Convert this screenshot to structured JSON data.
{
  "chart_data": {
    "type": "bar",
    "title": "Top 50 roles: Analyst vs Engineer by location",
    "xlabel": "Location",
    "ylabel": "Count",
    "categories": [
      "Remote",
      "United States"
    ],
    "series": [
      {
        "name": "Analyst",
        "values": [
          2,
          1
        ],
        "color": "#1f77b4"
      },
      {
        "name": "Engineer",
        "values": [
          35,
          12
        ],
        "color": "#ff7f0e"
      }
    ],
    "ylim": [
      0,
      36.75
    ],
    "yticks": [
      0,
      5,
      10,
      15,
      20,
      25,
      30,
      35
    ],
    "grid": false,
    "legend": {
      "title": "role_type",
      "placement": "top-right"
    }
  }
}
^^^^^^^^
= What is needed =
Pull out all lines containing "title".

= Task response =
    "title": "Top 50 roles: Analyst vs Engineer by location",
      "title": "role_type",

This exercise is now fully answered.